** Start of SELECTED PASSAGE **
[PATCH v3 0/9] riscv: implement accelerated crc using zbc

Stephen Hemminger stephen at networkplumber.org
Tue Jan 13 02:07:31 CET 2026


On Tue, 27 Aug 2024 16:32:20 +0100
Daniel Gregory <daniel.gregory at bytedance.com> wrote:

> The RISC-V Zbc extension adds instructions for carry-less multiplication
> we can use to implement CRC in hardware. This patch set contains two new
> implementations:
> 
> - one in lib/hash/rte_crc_riscv64.h that uses a Barrett reduction to
>   implement the four rte_hash_crc_* functions
> - one in lib/net/net_crc_zbc.c that uses repeated single-folds to reduce
>   the buffer until it is small enough for a Barrett reduction to
>   implement rte_crc16_ccitt_zbc_handler and rte_crc32_eth_zbc_handler
> 
> My approach is largely based on the Intel's "Fast CRC Computation Using
> PCLMULQDQ Instruction" white paper
> https://www.researchgate.net/publication/263424619_Fast_CRC_computation
> and a post about "Optimizing CRC32 for small payload sizes on x86"
> https://mary.rs/lab/crc32/
> 
> Whether these new implementations are enabled is controlled by new
> build-time and run-time detection of the RISC-V extensions present in
> the compiler and on the target system.
> 
> I have carried out some performance comparisons between the generic
> table implementations and the new hardware implementations. Listed below
> is the number of cycles it takes to compute the CRC hash for buffers of
> various sizes (as reported by rte_get_timer_cycles()). These results
> were collected on a Kendryte K230 and averaged over 20 samples:
> 
> |Buffer    | CRC32-ETH (lib/net) | CRC32C (lib/hash)   |
> |Size (MB) | Table    | Hardware | Table    | Hardware |
> |----------|----------|----------|----------|----------|
> |        1 |   155168 |    11610 |    73026 |    18385 |
> |        2 |   311203 |    22998 |   145586 |    35886 |
> |        3 |   466744 |    34370 |   218536 |    53939 |
> |        4 |   621843 |    45536 |   291574 |    71944 |
> |        5 |   777908 |    56989 |   364152 |    89706 |
> |        6 |   932736 |    68023 |   437016 |   107726 |
> |        7 |  1088756 |    79236 |   510197 |   125426 |
> |        8 |  1243794 |    90467 |   583231 |   143614 |
> 
> These results suggest a speed-up of lib/net by thirteen times, and of
> lib/hash by four times.
** End of SELECTED PASSAGE **
> **STATED PROBLEM 1**:
Answer these questions about the CRC patch announcement.
(a) Which RISC-V extension adds the carry-less multiplication instructions used for the new CRC code?
(b) On what hardware were the performance results collected?
(c) By how many times do the results suggest lib/hash is sped up?
** Start of ENTRIES PROVIDED **
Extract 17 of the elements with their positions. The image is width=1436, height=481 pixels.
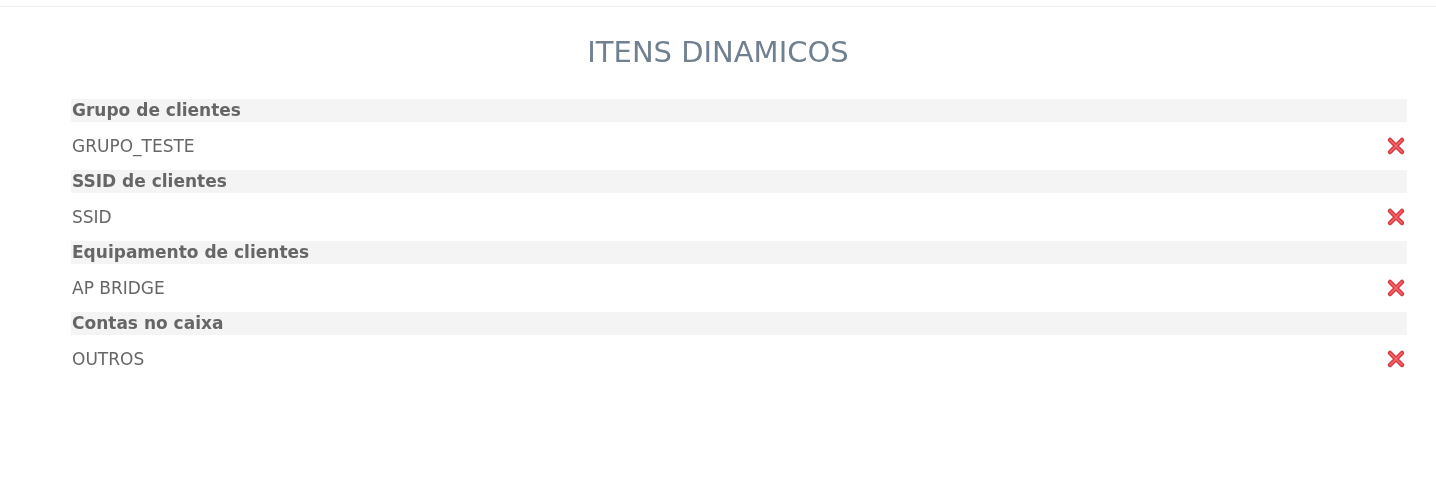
delete-button[interactable] [1386, 136, 1406, 156]
delete-button[interactable] [1386, 278, 1406, 298]
delete-button[interactable] [1386, 349, 1406, 369]
item-label: AP BRIDGE [71, 278, 165, 298]
close-icon [1386, 207, 1406, 227]
close-icon [1386, 136, 1406, 156]
item-label: GRUPO_TESTE [71, 136, 195, 156]
close-icon [1386, 278, 1406, 298]
item-label: OUTROS [71, 349, 145, 369]
group-heading: Contas no caixa [71, 312, 1407, 335]
delete-button[interactable] [1386, 207, 1406, 227]
group-heading: Equipamento de clientes [71, 241, 1407, 264]
close-icon [1386, 349, 1406, 369]
group-heading: Grupo de clientes [71, 99, 1407, 122]
item-label: SSID [71, 207, 112, 227]
group-heading: SSID de clientes [71, 170, 1407, 193]
page-title: ITENS DINAMICOS [586, 34, 850, 71]
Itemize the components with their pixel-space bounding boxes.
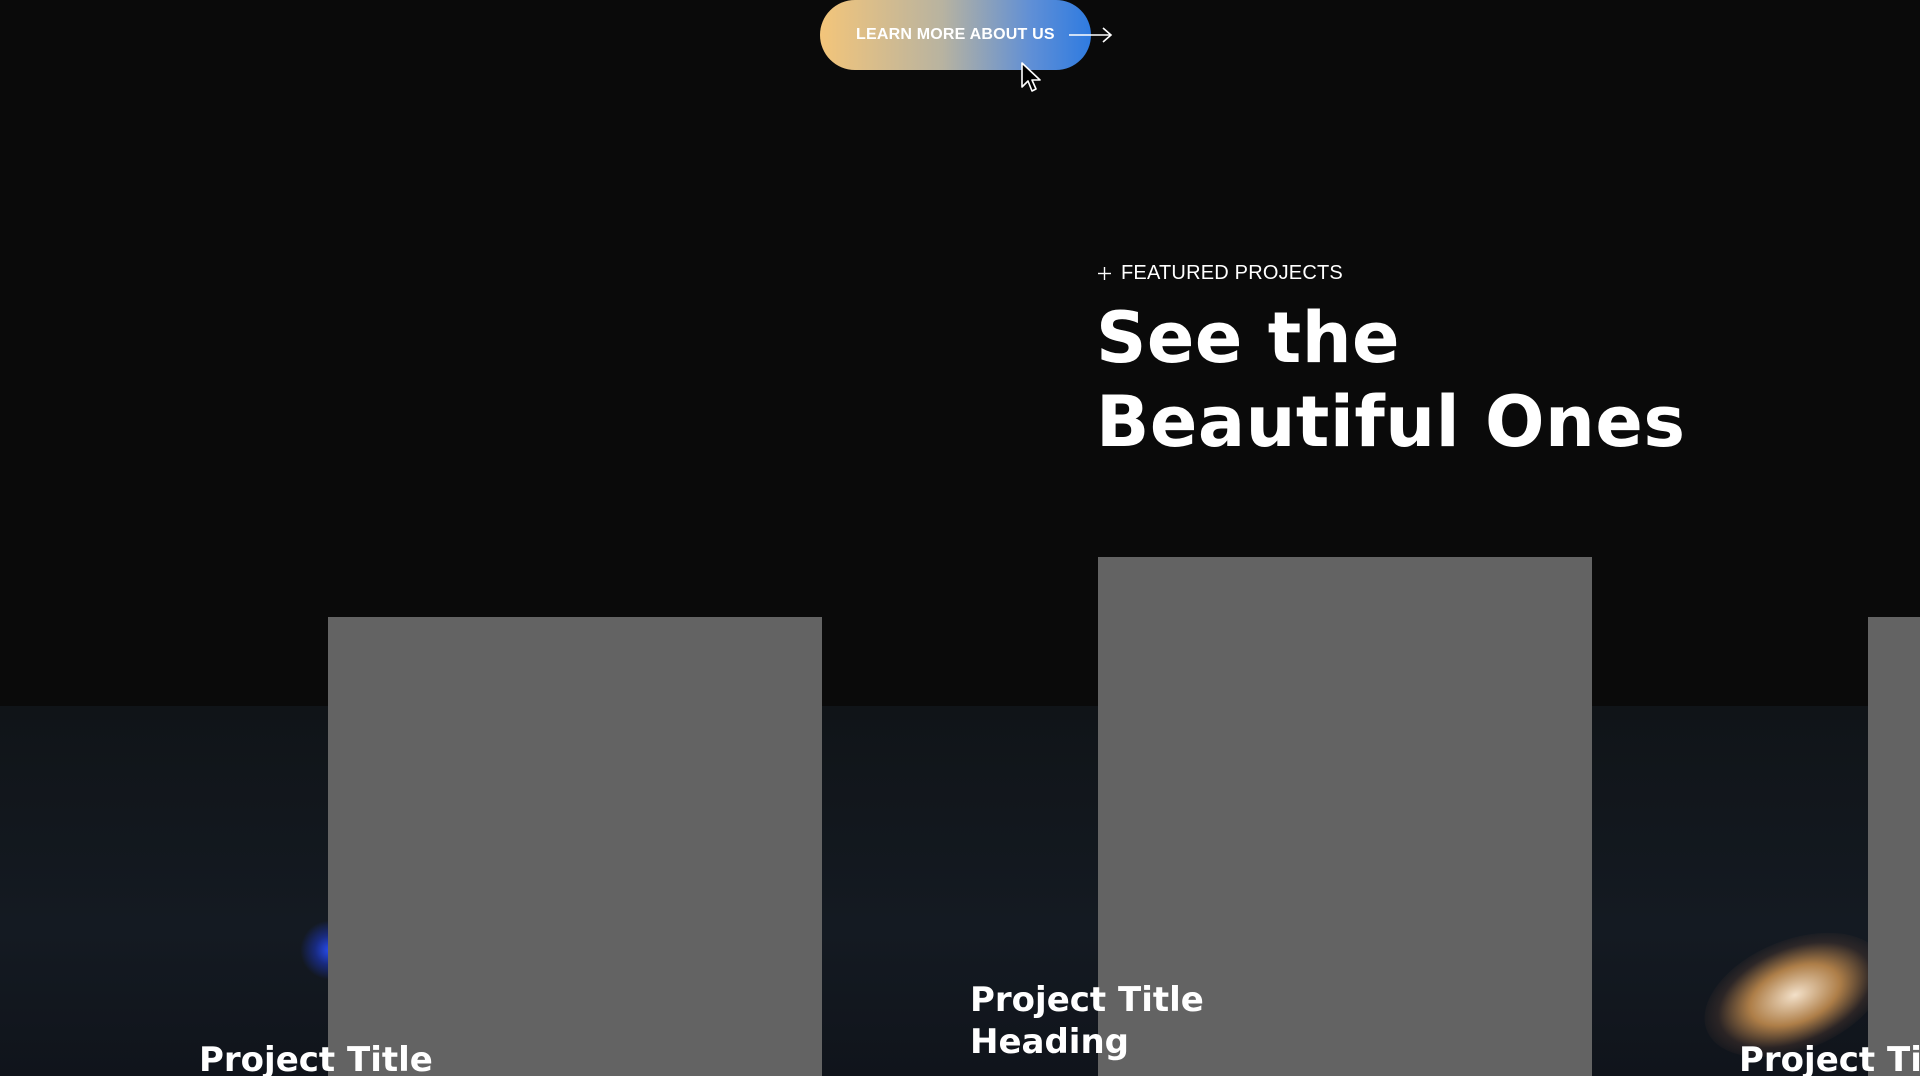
project-title-2[interactable]: Project Title Heading xyxy=(970,979,1204,1063)
project-title-1-line-1: Project Title xyxy=(199,1040,433,1076)
project-title-3[interactable]: Project Ti xyxy=(1739,1039,1920,1076)
project-title-2-line-1: Project Title xyxy=(970,980,1204,1020)
section-title: See the Beautiful Ones xyxy=(1096,296,1686,464)
background-glow xyxy=(0,706,1920,1076)
mouse-cursor-icon xyxy=(1021,62,1041,92)
section-title-line-1: See the xyxy=(1096,297,1401,379)
project-title-2-line-2: Heading xyxy=(970,1022,1129,1062)
featured-eyebrow: FEATURED PROJECTS xyxy=(1098,262,1343,285)
learn-more-button[interactable]: LEARN MORE ABOUT US xyxy=(820,0,1091,70)
page: LEARN MORE ABOUT US FEATURED PROJECTS Se… xyxy=(0,0,1920,1076)
project-card-image-3[interactable] xyxy=(1868,617,1920,1076)
project-title-1[interactable]: Project Title xyxy=(199,1039,433,1076)
project-card-image-1[interactable] xyxy=(328,617,822,1076)
featured-projects-label: FEATURED PROJECTS xyxy=(1121,262,1343,284)
plus-icon xyxy=(1098,267,1111,280)
arrow-right-icon[interactable] xyxy=(1068,26,1114,44)
section-title-line-2: Beautiful Ones xyxy=(1096,381,1686,463)
learn-more-label: LEARN MORE ABOUT US xyxy=(856,26,1055,43)
project-title-3-line-1: Project Ti xyxy=(1739,1040,1920,1076)
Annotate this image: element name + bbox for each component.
** End of ENTRIES PROVIDED **
> **STATED PROBLEM 2**:
Quote the stretch of the records from the line containing "project-title-2[interactable]: Project Title" through the end of the records, both ends included, reproducing every line verbatim.

> **TASK OUTPUT 1**:
(a) The Zbc extension.
(b) A Kendryte K230.
(c) Four times.

> **TASK OUTPUT 2**:
project-title-2[interactable]: Project Title Heading xyxy=(970,979,1204,1063)
project-title-1-line-1: Project Title xyxy=(199,1040,433,1076)
project-title-3[interactable]: Project Ti xyxy=(1739,1039,1920,1076)
project-title-2-line-1: Project Title xyxy=(970,980,1204,1020)
section-title: See the Beautiful Ones xyxy=(1096,296,1686,464)
background-glow xyxy=(0,706,1920,1076)
mouse-cursor-icon xyxy=(1021,62,1041,92)
section-title-line-1: See the xyxy=(1096,297,1401,379)
project-title-2-line-2: Heading xyxy=(970,1022,1129,1062)
featured-eyebrow: FEATURED PROJECTS xyxy=(1098,262,1343,285)
learn-more-button[interactable]: LEARN MORE ABOUT US xyxy=(820,0,1091,70)
page: LEARN MORE ABOUT US FEATURED PROJECTS Se… xyxy=(0,0,1920,1076)
project-card-image-3[interactable] xyxy=(1868,617,1920,1076)
project-title-1[interactable]: Project Title xyxy=(199,1039,433,1076)
project-card-image-1[interactable] xyxy=(328,617,822,1076)
featured-projects-label: FEATURED PROJECTS xyxy=(1121,262,1343,284)
plus-icon xyxy=(1098,267,1111,280)
arrow-right-icon[interactable] xyxy=(1068,26,1114,44)
section-title-line-2: Beautiful Ones xyxy=(1096,381,1686,463)
learn-more-label: LEARN MORE ABOUT US xyxy=(856,26,1055,43)
project-title-3-line-1: Project Ti xyxy=(1739,1040,1920,1076)
Annotate this image: element name + bbox for each component.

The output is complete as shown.